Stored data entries
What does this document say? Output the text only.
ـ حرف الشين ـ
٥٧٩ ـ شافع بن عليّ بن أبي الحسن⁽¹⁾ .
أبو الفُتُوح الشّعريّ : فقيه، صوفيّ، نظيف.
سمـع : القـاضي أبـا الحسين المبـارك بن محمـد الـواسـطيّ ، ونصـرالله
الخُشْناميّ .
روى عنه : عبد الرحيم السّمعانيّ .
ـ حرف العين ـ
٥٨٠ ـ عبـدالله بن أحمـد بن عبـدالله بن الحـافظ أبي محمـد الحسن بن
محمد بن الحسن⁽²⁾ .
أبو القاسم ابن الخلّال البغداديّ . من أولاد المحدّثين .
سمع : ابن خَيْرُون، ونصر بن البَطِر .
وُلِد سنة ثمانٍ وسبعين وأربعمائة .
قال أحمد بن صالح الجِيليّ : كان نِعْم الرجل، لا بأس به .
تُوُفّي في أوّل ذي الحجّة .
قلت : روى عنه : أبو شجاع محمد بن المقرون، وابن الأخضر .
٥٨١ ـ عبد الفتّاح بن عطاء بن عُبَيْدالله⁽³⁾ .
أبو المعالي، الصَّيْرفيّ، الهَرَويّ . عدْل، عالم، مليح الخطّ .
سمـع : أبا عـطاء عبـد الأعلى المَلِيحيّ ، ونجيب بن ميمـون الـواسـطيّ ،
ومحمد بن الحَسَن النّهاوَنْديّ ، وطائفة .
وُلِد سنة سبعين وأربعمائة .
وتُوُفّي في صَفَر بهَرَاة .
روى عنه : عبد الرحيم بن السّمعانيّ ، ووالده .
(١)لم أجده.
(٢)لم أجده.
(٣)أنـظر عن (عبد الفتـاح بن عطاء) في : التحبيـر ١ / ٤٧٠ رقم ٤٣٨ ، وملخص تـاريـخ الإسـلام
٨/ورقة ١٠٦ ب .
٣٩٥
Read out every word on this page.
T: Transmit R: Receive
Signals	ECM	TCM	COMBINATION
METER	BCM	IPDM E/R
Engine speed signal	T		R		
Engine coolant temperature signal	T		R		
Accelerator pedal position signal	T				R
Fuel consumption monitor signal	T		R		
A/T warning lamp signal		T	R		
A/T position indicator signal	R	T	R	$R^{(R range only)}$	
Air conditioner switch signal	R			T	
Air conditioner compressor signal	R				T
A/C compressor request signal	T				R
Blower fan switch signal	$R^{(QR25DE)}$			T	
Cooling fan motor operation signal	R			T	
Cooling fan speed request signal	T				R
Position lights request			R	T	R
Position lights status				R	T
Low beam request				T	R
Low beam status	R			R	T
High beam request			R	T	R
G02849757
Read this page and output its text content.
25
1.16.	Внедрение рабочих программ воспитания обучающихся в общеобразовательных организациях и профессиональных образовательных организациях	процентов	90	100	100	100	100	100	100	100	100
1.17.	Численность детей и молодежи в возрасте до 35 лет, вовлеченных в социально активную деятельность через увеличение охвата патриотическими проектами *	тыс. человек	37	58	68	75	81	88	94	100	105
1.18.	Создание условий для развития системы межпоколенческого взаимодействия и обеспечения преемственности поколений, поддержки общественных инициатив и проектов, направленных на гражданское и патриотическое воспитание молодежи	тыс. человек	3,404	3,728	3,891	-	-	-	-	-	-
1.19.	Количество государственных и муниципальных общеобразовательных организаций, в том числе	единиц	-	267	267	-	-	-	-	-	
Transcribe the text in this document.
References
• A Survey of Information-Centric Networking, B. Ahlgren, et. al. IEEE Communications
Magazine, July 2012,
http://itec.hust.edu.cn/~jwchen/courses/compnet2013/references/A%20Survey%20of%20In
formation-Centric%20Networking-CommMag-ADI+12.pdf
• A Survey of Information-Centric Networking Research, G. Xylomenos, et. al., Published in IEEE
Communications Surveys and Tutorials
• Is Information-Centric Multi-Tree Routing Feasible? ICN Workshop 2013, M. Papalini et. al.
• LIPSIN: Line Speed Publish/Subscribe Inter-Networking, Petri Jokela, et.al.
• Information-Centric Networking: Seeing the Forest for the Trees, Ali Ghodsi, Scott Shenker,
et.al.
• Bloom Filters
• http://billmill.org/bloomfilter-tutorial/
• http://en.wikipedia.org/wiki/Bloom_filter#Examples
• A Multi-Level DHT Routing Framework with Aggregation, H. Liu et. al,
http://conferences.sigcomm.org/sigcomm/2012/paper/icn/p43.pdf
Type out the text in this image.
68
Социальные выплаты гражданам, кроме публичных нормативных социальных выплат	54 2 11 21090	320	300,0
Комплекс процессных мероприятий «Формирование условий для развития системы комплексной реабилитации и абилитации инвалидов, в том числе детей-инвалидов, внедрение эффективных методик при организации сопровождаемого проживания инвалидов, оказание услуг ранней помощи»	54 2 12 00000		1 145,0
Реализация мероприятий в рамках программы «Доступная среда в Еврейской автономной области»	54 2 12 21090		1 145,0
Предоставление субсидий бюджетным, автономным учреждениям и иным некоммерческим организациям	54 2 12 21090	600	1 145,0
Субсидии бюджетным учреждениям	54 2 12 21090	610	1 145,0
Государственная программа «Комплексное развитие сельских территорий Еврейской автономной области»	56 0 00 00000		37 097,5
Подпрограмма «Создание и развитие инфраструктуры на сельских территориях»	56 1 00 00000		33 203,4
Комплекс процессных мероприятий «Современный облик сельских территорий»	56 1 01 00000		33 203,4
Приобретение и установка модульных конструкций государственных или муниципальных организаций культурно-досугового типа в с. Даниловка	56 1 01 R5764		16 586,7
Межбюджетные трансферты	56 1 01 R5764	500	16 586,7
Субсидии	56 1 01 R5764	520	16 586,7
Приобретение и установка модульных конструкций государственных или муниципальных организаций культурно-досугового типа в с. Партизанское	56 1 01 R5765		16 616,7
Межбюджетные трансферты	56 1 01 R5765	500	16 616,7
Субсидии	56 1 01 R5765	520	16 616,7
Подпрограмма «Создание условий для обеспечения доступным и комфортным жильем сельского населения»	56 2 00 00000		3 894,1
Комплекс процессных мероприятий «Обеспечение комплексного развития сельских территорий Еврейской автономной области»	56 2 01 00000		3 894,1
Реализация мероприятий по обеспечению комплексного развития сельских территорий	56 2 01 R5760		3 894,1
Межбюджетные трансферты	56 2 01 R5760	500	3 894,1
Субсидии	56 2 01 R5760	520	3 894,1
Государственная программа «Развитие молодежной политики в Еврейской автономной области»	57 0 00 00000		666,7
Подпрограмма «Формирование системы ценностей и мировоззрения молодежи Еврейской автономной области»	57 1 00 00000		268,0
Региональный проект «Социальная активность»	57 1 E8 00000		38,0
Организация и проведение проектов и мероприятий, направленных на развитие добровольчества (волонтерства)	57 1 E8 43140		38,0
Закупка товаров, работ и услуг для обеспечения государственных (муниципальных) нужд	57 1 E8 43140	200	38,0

DIRECTIVE
Pick out every line above that holds the word "Read" and copy it.

WRITTEN ANSWER
Read out every word on this page.
Read this page and output its text content.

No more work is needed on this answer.